## [Pedido de trabalho]
Responda com base no texto sobre a malária:
(a) Quais são as regiões mais atingidas pela malária?
(b) Sobre quem recai a mortalidade da doença?
(c) Onde e em que década foi identificada a artemisinina?

== Texto extraído

O Sudeste asiático, a África Subsariana e América do Sul são as regiões mais atingidas pela malária. A mortalidade recai nas crianças até aos cinco anos, mas a doença ataca toda a população e é um dos responsáveis pela improdutividade em África, em conjunto com a sida e a tuberculose. Devido à complexidade do parasita, tem sido difícil produzirem-se novos medicamentos e não há uma vacina eficaz. A artemisinina, identificada na China na década de 1960, é administrada com outros fármacos e tem evitado muitas mortes até agora.

====
== Dados fornecidos

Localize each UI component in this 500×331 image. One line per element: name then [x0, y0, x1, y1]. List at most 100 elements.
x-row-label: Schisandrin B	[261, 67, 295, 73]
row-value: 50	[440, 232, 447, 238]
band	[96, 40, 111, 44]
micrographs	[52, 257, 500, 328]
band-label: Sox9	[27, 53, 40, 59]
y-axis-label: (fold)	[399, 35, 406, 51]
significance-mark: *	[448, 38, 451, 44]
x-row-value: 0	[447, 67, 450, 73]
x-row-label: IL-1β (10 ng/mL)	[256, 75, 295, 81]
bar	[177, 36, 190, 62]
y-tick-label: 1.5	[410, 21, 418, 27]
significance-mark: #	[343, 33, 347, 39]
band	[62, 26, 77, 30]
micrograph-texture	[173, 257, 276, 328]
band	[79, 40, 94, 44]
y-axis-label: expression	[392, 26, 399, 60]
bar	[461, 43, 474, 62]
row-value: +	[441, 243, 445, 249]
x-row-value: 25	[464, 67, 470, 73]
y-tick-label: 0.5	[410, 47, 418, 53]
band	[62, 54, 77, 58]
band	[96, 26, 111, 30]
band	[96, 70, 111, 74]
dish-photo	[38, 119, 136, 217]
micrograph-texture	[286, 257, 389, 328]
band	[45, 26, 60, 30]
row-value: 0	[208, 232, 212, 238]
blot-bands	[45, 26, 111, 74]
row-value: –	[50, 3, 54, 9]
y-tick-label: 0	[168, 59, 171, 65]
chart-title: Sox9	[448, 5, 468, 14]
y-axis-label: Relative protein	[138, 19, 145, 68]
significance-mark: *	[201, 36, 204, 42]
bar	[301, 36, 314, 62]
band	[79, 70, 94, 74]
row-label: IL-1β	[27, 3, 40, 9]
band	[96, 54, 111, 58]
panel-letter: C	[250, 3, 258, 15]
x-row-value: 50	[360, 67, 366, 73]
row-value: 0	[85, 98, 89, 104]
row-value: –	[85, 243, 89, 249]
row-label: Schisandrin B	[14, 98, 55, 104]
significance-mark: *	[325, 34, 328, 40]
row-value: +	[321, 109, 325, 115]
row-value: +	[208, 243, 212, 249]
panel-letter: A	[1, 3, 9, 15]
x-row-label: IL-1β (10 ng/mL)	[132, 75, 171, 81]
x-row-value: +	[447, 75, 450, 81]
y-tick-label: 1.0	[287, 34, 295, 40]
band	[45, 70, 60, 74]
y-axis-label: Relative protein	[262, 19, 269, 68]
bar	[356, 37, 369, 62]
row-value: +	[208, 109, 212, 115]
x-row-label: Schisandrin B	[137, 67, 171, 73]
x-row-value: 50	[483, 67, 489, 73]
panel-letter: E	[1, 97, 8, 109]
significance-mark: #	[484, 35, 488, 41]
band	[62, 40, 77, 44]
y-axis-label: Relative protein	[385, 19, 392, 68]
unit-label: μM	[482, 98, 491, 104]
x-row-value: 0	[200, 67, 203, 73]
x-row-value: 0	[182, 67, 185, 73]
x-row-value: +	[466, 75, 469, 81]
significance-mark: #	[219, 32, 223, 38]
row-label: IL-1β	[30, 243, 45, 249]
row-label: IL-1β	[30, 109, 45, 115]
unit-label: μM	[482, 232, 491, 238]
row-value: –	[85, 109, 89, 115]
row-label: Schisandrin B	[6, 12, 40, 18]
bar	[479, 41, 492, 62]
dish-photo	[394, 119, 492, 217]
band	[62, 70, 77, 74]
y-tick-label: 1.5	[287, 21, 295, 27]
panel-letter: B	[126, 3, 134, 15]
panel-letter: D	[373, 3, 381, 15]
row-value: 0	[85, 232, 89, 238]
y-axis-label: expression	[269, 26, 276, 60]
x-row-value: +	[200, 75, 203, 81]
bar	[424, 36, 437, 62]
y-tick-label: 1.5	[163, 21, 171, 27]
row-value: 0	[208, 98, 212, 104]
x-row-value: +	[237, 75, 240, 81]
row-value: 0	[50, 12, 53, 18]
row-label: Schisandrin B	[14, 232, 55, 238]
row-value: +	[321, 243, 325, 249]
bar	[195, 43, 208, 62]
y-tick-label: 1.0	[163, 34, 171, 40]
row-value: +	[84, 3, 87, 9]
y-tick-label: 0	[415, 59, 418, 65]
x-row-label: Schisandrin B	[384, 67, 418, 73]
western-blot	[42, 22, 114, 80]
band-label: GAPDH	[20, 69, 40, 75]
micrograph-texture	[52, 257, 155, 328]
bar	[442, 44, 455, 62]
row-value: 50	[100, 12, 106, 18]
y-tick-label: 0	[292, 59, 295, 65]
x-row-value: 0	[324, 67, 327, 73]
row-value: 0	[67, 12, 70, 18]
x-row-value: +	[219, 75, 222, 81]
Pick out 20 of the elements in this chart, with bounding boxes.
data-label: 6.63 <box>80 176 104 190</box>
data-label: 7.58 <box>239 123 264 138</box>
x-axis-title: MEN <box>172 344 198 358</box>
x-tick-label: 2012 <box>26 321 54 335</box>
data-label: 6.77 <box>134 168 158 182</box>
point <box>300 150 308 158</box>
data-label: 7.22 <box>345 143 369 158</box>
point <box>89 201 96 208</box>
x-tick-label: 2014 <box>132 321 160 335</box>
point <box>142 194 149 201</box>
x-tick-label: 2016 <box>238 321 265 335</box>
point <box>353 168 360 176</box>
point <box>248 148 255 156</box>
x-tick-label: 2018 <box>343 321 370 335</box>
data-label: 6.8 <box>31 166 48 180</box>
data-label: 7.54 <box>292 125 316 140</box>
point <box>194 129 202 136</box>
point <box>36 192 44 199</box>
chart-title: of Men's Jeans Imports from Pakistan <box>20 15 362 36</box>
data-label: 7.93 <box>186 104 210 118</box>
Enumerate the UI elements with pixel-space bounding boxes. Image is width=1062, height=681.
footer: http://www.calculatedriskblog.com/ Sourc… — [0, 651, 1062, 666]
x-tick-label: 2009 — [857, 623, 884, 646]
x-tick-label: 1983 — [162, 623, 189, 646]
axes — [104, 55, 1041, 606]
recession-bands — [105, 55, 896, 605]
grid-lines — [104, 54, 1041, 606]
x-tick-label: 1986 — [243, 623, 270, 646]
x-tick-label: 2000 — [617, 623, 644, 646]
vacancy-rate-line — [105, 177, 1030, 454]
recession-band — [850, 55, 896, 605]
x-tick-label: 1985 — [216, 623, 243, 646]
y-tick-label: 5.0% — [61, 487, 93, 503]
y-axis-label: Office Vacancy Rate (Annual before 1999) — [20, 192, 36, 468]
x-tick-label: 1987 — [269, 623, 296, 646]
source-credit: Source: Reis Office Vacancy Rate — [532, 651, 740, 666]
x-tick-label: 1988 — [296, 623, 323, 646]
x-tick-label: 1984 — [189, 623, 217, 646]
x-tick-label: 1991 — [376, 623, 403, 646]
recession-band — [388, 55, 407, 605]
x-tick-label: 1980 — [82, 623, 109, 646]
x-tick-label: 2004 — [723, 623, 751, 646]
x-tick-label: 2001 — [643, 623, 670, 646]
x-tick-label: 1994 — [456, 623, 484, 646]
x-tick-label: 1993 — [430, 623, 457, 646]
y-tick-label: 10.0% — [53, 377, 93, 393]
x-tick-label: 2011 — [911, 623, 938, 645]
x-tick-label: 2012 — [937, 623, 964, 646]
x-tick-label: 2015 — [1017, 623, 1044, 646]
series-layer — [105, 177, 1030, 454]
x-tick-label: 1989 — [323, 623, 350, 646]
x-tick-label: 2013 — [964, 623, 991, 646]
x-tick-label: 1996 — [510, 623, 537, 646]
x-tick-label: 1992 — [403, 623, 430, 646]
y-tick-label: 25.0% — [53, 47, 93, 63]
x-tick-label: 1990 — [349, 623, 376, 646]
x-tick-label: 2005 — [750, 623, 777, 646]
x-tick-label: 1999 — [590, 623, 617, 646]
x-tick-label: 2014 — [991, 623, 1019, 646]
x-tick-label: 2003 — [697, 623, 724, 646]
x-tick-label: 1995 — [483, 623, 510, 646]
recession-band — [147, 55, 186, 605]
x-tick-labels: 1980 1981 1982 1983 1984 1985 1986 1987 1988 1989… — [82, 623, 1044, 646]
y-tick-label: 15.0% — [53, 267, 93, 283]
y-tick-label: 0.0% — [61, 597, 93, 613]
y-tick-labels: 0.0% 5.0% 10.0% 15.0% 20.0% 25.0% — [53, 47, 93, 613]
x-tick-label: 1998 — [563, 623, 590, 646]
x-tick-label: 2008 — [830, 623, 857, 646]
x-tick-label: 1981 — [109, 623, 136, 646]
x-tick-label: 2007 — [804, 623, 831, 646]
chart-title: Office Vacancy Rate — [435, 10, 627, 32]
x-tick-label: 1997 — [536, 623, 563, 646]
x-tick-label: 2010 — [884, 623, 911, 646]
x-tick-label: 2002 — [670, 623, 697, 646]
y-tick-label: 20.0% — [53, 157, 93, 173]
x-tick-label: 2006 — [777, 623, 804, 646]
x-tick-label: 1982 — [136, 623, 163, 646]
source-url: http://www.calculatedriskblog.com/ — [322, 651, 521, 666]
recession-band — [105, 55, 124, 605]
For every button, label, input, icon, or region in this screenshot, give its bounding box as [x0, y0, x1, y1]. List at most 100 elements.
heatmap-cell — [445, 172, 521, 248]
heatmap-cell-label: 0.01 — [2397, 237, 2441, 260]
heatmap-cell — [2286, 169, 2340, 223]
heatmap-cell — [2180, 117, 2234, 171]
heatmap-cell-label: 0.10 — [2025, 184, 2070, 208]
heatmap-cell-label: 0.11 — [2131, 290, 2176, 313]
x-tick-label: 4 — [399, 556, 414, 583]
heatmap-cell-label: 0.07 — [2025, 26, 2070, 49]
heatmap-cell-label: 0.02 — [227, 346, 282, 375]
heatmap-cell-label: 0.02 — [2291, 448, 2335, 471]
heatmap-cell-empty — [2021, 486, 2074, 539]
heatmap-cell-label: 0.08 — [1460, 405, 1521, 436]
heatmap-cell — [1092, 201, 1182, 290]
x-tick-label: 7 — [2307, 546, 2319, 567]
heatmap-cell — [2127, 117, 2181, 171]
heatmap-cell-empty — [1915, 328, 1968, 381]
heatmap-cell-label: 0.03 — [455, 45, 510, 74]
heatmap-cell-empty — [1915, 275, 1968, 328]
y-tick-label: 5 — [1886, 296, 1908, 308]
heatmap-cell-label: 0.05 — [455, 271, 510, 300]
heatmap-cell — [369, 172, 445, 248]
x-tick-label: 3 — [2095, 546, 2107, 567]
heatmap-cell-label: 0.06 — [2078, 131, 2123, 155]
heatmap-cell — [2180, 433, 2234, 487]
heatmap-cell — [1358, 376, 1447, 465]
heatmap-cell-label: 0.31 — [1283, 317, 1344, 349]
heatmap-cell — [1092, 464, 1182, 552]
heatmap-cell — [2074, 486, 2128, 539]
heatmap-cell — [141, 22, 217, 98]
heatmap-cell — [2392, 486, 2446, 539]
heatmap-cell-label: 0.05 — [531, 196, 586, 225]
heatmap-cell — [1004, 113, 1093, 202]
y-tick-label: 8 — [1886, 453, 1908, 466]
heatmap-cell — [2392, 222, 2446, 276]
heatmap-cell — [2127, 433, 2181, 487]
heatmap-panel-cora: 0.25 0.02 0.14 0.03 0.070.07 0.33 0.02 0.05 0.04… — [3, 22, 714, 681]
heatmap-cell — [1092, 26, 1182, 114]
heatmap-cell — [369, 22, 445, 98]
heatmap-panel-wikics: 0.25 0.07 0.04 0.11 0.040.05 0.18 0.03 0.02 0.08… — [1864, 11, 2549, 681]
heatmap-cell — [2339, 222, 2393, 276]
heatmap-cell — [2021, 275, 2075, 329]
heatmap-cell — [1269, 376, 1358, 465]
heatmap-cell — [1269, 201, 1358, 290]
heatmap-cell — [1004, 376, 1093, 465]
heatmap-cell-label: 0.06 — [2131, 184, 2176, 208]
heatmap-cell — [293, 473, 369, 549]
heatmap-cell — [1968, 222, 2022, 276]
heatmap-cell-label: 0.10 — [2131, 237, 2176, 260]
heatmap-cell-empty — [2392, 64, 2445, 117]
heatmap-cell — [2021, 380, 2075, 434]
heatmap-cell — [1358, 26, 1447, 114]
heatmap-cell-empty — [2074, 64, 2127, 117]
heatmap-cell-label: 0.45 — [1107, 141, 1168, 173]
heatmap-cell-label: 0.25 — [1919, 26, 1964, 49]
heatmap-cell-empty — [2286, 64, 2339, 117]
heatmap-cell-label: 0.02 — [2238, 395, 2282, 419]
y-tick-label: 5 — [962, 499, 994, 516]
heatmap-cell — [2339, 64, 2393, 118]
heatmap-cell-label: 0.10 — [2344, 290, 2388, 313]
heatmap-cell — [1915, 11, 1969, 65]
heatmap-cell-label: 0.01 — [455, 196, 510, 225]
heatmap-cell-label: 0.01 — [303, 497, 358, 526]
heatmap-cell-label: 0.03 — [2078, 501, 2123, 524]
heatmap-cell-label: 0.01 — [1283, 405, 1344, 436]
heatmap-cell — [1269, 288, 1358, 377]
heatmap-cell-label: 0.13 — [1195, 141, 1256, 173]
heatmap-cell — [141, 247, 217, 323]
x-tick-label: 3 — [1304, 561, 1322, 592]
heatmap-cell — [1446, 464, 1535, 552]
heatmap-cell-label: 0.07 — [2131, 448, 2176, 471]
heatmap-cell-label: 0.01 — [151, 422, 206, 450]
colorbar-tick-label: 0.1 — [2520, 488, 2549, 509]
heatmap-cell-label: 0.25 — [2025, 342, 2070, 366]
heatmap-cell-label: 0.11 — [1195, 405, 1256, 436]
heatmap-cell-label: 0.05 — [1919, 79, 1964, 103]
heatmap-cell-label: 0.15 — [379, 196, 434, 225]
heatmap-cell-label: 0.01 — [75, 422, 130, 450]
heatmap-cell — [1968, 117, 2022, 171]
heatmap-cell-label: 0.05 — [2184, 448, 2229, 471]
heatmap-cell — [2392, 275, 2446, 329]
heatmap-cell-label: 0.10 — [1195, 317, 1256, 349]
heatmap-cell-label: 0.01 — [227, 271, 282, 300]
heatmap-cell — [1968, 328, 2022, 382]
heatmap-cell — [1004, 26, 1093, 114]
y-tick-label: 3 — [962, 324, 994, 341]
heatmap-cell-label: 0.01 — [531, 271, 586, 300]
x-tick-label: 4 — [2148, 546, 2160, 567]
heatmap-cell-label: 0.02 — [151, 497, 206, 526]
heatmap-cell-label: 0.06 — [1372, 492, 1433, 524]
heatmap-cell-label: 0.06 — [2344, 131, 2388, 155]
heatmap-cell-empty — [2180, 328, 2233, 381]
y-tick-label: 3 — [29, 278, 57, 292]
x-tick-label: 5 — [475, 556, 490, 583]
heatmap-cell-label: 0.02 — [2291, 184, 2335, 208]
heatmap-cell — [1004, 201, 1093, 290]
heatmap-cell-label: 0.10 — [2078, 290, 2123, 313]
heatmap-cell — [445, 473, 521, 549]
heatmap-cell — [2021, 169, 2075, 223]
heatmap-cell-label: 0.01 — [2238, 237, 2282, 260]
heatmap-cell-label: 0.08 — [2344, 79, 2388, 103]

====

## [Resposta à tarefa]
(a) O Sudeste asiático, a África Subsariana e a América do Sul.
(b) Sobre as crianças até aos cinco anos.
(c) Na China, na década de 1960.